*DATASET RECORDS*:
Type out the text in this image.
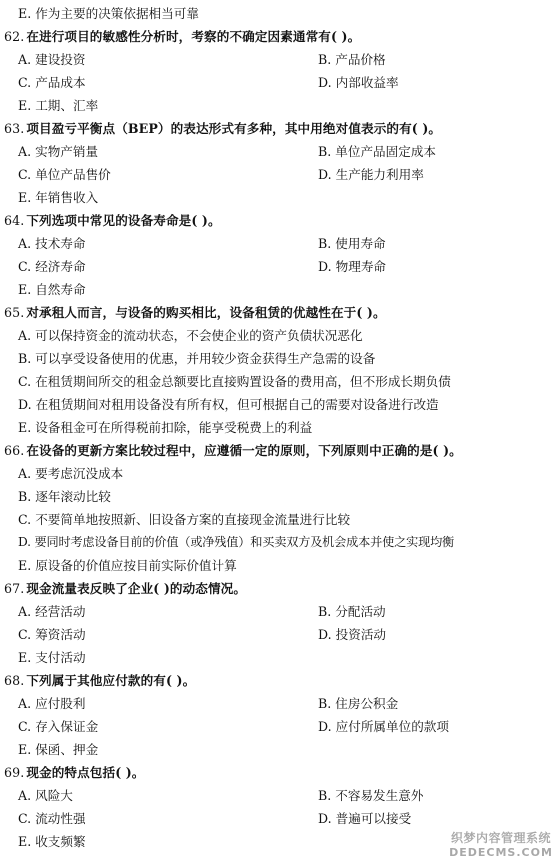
E. 作为主要的决策依据相当可靠
62. 在进行项目的敏感性分析时，考察的不确定因素通常有( )。
A. 建设投资	B. 产品价格
C. 产品成本	D. 内部收益率
E. 工期、汇率
63. 项目盈亏平衡点（BEP）的表达形式有多种，其中用绝对值表示的有( )。
A. 实物产销量	B. 单位产品固定成本
C. 单位产品售价	D. 生产能力利用率
E. 年销售收入
64. 下列选项中常见的设备寿命是( )。
A. 技术寿命	B. 使用寿命
C. 经济寿命	D. 物理寿命
E. 自然寿命
65. 对承租人而言，与设备的购买相比，设备租赁的优越性在于( )。
A. 可以保持资金的流动状态，不会使企业的资产负债状况恶化
B. 可以享受设备使用的优惠，并用较少资金获得生产急需的设备
C. 在租赁期间所交的租金总额要比直接购置设备的费用高，但不形成长期负债
D. 在租赁期间对租用设备没有所有权，但可根据自己的需要对设备进行改造
E. 设备租金可在所得税前扣除，能享受税费上的利益
66. 在设备的更新方案比较过程中，应遵循一定的原则，下列原则中正确的是( )。
A. 要考虑沉没成本
B. 逐年滚动比较
C. 不要简单地按照新、旧设备方案的直接现金流量进行比较
D. 要同时考虑设备目前的价值（或净残值）和买卖双方及机会成本并使之实现均衡
E. 原设备的价值应按目前实际价值计算
67. 现金流量表反映了企业( )的动态情况。
A. 经营活动	B. 分配活动
C. 筹资活动	D. 投资活动
E. 支付活动
68. 下列属于其他应付款的有( )。
A. 应付股利	B. 住房公积金
C. 存入保证金	D. 应付所属单位的款项
E. 保函、押金
69. 现金的特点包括( )。
A. 风险大	B. 不容易发生意外
C. 流动性强	D. 普遍可以接受
E. 收支频繁	织梦内容管理系统
DEDECMS.COM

*THE PROBLEM*: Reproduce the data word for word, excluding its pictures.

*TASK SOLUTION*:
Type out the text in this image.
E. 作为主要的决策依据相当可靠
62. 在进行项目的敏感性分析时，考察的不确定因素通常有( )。
A. 建设投资	B. 产品价格
C. 产品成本	D. 内部收益率
E. 工期、汇率
63. 项目盈亏平衡点（BEP）的表达形式有多种，其中用绝对值表示的有( )。
A. 实物产销量	B. 单位产品固定成本
C. 单位产品售价	D. 生产能力利用率
E. 年销售收入
64. 下列选项中常见的设备寿命是( )。
A. 技术寿命	B. 使用寿命
C. 经济寿命	D. 物理寿命
E. 自然寿命
65. 对承租人而言，与设备的购买相比，设备租赁的优越性在于( )。
A. 可以保持资金的流动状态，不会使企业的资产负债状况恶化
B. 可以享受设备使用的优惠，并用较少资金获得生产急需的设备
C. 在租赁期间所交的租金总额要比直接购置设备的费用高，但不形成长期负债
D. 在租赁期间对租用设备没有所有权，但可根据自己的需要对设备进行改造
E. 设备租金可在所得税前扣除，能享受税费上的利益
66. 在设备的更新方案比较过程中，应遵循一定的原则，下列原则中正确的是( )。
A. 要考虑沉没成本
B. 逐年滚动比较
C. 不要简单地按照新、旧设备方案的直接现金流量进行比较
D. 要同时考虑设备目前的价值（或净残值）和买卖双方及机会成本并使之实现均衡
E. 原设备的价值应按目前实际价值计算
67. 现金流量表反映了企业( )的动态情况。
A. 经营活动	B. 分配活动
C. 筹资活动	D. 投资活动
E. 支付活动
68. 下列属于其他应付款的有( )。
A. 应付股利	B. 住房公积金
C. 存入保证金	D. 应付所属单位的款项
E. 保函、押金
69. 现金的特点包括( )。
A. 风险大	B. 不容易发生意外
C. 流动性强	D. 普遍可以接受
E. 收支频繁	织梦内容管理系统
DEDECMS.COM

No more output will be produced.